■ **Task goal**: Where a line contains the string "Punti", copy that line.

■ **Data records**:
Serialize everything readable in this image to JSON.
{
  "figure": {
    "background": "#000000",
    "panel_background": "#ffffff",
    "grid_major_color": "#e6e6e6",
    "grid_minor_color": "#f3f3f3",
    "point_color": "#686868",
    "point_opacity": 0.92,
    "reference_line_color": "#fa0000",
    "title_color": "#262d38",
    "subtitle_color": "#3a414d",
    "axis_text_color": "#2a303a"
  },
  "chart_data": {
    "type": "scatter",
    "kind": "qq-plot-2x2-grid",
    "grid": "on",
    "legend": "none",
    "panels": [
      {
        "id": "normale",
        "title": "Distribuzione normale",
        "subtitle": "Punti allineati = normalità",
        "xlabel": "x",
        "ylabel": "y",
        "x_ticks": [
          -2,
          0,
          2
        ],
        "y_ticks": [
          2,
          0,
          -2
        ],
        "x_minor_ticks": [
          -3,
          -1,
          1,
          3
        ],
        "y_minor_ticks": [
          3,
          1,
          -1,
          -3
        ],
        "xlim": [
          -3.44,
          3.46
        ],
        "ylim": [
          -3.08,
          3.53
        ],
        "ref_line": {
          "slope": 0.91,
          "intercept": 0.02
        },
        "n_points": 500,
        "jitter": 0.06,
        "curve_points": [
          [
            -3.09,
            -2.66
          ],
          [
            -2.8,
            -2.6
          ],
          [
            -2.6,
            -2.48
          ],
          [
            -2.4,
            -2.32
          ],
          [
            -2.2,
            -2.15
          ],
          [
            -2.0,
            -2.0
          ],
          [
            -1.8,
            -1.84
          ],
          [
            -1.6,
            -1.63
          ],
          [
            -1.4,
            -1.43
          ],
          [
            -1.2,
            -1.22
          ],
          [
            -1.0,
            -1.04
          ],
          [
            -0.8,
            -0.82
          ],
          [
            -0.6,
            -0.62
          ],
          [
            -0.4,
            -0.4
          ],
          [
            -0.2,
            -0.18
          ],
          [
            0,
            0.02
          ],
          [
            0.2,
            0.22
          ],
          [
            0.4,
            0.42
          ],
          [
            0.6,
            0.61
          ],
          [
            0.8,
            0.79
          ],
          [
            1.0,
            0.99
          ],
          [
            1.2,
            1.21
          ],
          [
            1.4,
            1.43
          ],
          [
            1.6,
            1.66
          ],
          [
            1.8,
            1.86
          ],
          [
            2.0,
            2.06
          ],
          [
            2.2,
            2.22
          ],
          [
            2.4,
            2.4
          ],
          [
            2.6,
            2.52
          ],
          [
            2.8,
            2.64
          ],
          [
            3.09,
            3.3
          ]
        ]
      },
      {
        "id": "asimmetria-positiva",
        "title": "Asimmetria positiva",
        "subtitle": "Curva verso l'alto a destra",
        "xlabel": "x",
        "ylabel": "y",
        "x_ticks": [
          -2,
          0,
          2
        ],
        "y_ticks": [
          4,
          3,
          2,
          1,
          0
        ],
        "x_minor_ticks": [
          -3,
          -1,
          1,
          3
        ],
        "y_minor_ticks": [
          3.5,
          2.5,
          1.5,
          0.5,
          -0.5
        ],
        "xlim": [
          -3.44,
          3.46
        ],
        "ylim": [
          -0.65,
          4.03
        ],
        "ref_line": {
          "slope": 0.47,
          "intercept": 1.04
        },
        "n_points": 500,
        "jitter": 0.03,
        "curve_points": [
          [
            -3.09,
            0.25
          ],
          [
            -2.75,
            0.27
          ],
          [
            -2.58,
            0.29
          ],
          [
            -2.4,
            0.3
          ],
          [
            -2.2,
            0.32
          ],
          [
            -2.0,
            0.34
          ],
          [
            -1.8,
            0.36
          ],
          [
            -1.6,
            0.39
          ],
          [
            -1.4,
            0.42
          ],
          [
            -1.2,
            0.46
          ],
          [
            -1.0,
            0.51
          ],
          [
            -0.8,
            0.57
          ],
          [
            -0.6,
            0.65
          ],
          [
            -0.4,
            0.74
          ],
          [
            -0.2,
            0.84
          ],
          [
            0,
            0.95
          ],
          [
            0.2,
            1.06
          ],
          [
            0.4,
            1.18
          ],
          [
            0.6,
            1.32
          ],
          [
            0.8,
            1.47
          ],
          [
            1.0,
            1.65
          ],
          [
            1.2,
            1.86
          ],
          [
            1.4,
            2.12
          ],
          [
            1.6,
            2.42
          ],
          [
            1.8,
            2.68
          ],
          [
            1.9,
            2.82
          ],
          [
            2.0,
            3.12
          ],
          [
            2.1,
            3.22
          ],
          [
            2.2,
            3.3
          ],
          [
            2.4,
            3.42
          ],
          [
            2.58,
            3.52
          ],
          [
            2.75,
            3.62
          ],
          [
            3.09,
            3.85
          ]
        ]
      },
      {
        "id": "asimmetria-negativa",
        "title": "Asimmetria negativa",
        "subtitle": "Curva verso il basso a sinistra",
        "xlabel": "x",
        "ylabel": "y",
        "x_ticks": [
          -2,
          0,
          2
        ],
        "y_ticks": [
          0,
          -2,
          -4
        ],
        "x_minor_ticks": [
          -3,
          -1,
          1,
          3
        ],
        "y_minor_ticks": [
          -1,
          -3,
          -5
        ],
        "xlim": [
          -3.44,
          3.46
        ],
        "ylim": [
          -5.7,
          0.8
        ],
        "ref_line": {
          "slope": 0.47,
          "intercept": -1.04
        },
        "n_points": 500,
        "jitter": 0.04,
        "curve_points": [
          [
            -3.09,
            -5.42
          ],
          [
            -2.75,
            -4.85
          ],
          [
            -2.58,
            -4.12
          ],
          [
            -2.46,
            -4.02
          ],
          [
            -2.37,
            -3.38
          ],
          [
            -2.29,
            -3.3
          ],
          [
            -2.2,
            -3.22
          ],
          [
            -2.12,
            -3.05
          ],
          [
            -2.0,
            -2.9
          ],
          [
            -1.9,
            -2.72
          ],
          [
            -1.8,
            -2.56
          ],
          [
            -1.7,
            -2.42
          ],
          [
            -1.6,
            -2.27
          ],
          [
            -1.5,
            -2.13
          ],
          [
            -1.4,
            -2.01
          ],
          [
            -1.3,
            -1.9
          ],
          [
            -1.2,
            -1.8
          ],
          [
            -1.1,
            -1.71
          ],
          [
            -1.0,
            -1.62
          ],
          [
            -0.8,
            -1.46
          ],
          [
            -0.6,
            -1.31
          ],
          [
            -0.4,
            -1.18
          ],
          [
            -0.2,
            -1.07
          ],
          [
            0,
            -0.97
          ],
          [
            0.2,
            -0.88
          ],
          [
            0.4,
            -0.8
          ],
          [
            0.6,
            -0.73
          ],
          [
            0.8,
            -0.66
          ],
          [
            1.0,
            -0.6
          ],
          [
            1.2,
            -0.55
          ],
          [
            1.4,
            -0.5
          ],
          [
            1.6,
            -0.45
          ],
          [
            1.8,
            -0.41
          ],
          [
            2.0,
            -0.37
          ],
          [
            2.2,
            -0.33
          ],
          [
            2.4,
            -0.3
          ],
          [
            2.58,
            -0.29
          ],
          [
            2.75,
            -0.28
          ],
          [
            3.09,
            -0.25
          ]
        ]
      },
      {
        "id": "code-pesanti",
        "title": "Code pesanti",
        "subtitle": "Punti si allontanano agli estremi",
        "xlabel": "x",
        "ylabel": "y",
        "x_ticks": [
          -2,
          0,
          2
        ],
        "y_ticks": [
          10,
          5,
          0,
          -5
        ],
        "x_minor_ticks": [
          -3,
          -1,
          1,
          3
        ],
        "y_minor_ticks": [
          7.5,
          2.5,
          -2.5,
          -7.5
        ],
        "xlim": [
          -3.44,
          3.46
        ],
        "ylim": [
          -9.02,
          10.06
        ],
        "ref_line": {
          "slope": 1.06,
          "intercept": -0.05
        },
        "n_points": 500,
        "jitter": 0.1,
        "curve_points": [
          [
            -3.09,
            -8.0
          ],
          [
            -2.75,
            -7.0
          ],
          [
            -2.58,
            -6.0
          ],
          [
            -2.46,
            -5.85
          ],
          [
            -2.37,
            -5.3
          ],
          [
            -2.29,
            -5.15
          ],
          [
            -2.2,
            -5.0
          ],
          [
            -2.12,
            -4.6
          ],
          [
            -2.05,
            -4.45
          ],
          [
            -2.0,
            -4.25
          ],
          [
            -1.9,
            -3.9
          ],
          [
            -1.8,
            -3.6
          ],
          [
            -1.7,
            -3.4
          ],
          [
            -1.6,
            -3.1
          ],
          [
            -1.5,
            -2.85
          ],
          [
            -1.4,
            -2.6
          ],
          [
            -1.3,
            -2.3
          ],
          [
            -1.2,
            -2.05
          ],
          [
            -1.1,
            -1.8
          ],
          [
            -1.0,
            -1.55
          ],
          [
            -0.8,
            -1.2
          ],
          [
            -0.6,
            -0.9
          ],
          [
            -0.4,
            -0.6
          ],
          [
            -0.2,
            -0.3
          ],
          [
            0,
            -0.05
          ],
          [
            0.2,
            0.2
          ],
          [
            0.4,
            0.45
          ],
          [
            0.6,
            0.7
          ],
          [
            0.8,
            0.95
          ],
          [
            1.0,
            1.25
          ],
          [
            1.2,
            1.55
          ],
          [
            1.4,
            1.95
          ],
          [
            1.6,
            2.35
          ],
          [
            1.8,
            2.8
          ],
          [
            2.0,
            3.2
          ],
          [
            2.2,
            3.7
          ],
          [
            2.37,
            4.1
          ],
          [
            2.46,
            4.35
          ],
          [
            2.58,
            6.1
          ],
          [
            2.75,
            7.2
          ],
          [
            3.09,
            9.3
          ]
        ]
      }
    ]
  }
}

■ **Worked solution**:
        "subtitle": "Punti allineati = normalità",
        "subtitle": "Punti si allontanano agli estremi",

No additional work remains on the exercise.